All of the records listed below should be retyped exactly.

> [DATASET ENTRIES]:
◆ ◆ ◆ ◆

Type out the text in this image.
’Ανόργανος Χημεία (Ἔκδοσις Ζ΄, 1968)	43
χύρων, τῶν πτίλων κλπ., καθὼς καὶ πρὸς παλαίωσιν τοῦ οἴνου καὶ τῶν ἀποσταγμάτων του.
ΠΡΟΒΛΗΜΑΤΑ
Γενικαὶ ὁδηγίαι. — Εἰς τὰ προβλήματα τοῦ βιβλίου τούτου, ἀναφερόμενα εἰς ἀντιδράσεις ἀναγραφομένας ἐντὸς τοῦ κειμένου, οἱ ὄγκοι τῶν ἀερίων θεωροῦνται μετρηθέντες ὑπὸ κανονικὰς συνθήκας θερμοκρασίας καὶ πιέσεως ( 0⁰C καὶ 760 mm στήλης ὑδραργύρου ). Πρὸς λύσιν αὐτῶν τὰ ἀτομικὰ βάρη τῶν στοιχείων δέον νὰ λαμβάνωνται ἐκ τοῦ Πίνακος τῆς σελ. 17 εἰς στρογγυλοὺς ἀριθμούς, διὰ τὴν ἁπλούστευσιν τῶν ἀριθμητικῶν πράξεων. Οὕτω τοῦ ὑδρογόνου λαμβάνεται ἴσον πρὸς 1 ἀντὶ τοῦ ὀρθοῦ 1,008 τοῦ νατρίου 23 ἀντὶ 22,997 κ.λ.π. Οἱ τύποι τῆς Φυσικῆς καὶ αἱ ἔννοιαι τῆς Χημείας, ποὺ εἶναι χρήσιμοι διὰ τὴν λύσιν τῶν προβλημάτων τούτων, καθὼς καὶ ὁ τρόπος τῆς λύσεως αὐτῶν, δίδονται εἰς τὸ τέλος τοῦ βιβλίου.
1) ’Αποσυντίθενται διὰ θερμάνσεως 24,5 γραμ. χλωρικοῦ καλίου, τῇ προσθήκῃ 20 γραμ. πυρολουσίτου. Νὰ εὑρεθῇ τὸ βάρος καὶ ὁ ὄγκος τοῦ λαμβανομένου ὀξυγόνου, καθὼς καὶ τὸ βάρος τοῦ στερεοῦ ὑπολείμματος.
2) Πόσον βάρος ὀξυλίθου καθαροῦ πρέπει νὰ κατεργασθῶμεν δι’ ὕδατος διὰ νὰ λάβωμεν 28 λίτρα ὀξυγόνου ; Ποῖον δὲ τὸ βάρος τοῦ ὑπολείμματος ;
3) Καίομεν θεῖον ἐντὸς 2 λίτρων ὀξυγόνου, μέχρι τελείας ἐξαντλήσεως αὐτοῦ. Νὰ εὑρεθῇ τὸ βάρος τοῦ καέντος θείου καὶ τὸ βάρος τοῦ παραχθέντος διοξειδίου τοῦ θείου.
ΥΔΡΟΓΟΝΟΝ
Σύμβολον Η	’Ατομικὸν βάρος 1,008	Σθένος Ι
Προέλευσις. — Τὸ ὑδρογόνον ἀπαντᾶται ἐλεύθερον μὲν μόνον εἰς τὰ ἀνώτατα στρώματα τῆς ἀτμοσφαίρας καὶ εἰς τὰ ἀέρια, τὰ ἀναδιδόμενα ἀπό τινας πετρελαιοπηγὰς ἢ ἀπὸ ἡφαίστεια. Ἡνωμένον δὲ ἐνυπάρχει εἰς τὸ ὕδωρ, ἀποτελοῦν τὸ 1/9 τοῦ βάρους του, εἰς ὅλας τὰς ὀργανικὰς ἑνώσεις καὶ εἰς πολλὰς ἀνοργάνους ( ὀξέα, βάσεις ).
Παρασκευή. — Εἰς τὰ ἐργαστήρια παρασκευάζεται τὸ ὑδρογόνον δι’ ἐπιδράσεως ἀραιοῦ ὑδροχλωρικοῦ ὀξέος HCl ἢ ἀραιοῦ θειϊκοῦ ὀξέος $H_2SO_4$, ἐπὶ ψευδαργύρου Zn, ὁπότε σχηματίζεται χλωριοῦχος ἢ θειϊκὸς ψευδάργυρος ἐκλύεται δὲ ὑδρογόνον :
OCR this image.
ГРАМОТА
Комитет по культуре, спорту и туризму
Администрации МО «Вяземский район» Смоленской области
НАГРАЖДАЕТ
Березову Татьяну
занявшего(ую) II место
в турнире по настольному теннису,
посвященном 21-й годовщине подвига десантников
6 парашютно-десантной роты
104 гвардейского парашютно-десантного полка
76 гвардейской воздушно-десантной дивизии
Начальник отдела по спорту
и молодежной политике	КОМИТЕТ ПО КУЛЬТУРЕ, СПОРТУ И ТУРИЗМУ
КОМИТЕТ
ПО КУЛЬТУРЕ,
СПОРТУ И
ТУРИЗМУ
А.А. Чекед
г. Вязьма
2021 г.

◆ ◆ ◆ ◆

> [RESULT OF THE EXERCISE]:
Type out the text in this image.
’Ανόργανος Χημεία (Ἔκδοσις Ζ΄, 1968)	43
χύρων, τῶν πτίλων κλπ., καθὼς καὶ πρὸς παλαίωσιν τοῦ οἴνου καὶ τῶν ἀποσταγμάτων του.
ΠΡΟΒΛΗΜΑΤΑ
Γενικαὶ ὁδηγίαι. — Εἰς τὰ προβλήματα τοῦ βιβλίου τούτου, ἀναφερόμενα εἰς ἀντιδράσεις ἀναγραφομένας ἐντὸς τοῦ κειμένου, οἱ ὄγκοι τῶν ἀερίων θεωροῦνται μετρηθέντες ὑπὸ κανονικὰς συνθήκας θερμοκρασίας καὶ πιέσεως ( 0⁰C καὶ 760 mm στήλης ὑδραργύρου ). Πρὸς λύσιν αὐτῶν τὰ ἀτομικὰ βάρη τῶν στοιχείων δέον νὰ λαμβάνωνται ἐκ τοῦ Πίνακος τῆς σελ. 17 εἰς στρογγυλοὺς ἀριθμούς, διὰ τὴν ἁπλούστευσιν τῶν ἀριθμητικῶν πράξεων. Οὕτω τοῦ ὑδρογόνου λαμβάνεται ἴσον πρὸς 1 ἀντὶ τοῦ ὀρθοῦ 1,008 τοῦ νατρίου 23 ἀντὶ 22,997 κ.λ.π. Οἱ τύποι τῆς Φυσικῆς καὶ αἱ ἔννοιαι τῆς Χημείας, ποὺ εἶναι χρήσιμοι διὰ τὴν λύσιν τῶν προβλημάτων τούτων, καθὼς καὶ ὁ τρόπος τῆς λύσεως αὐτῶν, δίδονται εἰς τὸ τέλος τοῦ βιβλίου.
1) ’Αποσυντίθενται διὰ θερμάνσεως 24,5 γραμ. χλωρικοῦ καλίου, τῇ προσθήκῃ 20 γραμ. πυρολουσίτου. Νὰ εὑρεθῇ τὸ βάρος καὶ ὁ ὄγκος τοῦ λαμβανομένου ὀξυγόνου, καθὼς καὶ τὸ βάρος τοῦ στερεοῦ ὑπολείμματος.
2) Πόσον βάρος ὀξυλίθου καθαροῦ πρέπει νὰ κατεργασθῶμεν δι’ ὕδατος διὰ νὰ λάβωμεν 28 λίτρα ὀξυγόνου ; Ποῖον δὲ τὸ βάρος τοῦ ὑπολείμματος ;
3) Καίομεν θεῖον ἐντὸς 2 λίτρων ὀξυγόνου, μέχρι τελείας ἐξαντλήσεως αὐτοῦ. Νὰ εὑρεθῇ τὸ βάρος τοῦ καέντος θείου καὶ τὸ βάρος τοῦ παραχθέντος διοξειδίου τοῦ θείου.
ΥΔΡΟΓΟΝΟΝ
Σύμβολον Η	’Ατομικὸν βάρος 1,008	Σθένος Ι
Προέλευσις. — Τὸ ὑδρογόνον ἀπαντᾶται ἐλεύθερον μὲν μόνον εἰς τὰ ἀνώτατα στρώματα τῆς ἀτμοσφαίρας καὶ εἰς τὰ ἀέρια, τὰ ἀναδιδόμενα ἀπό τινας πετρελαιοπηγὰς ἢ ἀπὸ ἡφαίστεια. Ἡνωμένον δὲ ἐνυπάρχει εἰς τὸ ὕδωρ, ἀποτελοῦν τὸ 1/9 τοῦ βάρους του, εἰς ὅλας τὰς ὀργανικὰς ἑνώσεις καὶ εἰς πολλὰς ἀνοργάνους ( ὀξέα, βάσεις ).
Παρασκευή. — Εἰς τὰ ἐργαστήρια παρασκευάζεται τὸ ὑδρογόνον δι’ ἐπιδράσεως ἀραιοῦ ὑδροχλωρικοῦ ὀξέος HCl ἢ ἀραιοῦ θειϊκοῦ ὀξέος $H_2SO_4$, ἐπὶ ψευδαργύρου Zn, ὁπότε σχηματίζεται χλωριοῦχος ἢ θειϊκὸς ψευδάργυρος ἐκλύεται δὲ ὑδρογόνον :
OCR this image.
ГРАМОТА
Комитет по культуре, спорту и туризму
Администрации МО «Вяземский район» Смоленской области
НАГРАЖДАЕТ
Березову Татьяну
занявшего(ую) II место
в турнире по настольному теннису,
посвященном 21-й годовщине подвига десантников
6 парашютно-десантной роты
104 гвардейского парашютно-десантного полка
76 гвардейской воздушно-десантной дивизии
Начальник отдела по спорту
и молодежной политике	КОМИТЕТ ПО КУЛЬТУРЕ, СПОРТУ И ТУРИЗМУ
КОМИТЕТ
ПО КУЛЬТУРЕ,
СПОРТУ И
ТУРИЗМУ
А.А. Чекед
г. Вязьма
2021 г.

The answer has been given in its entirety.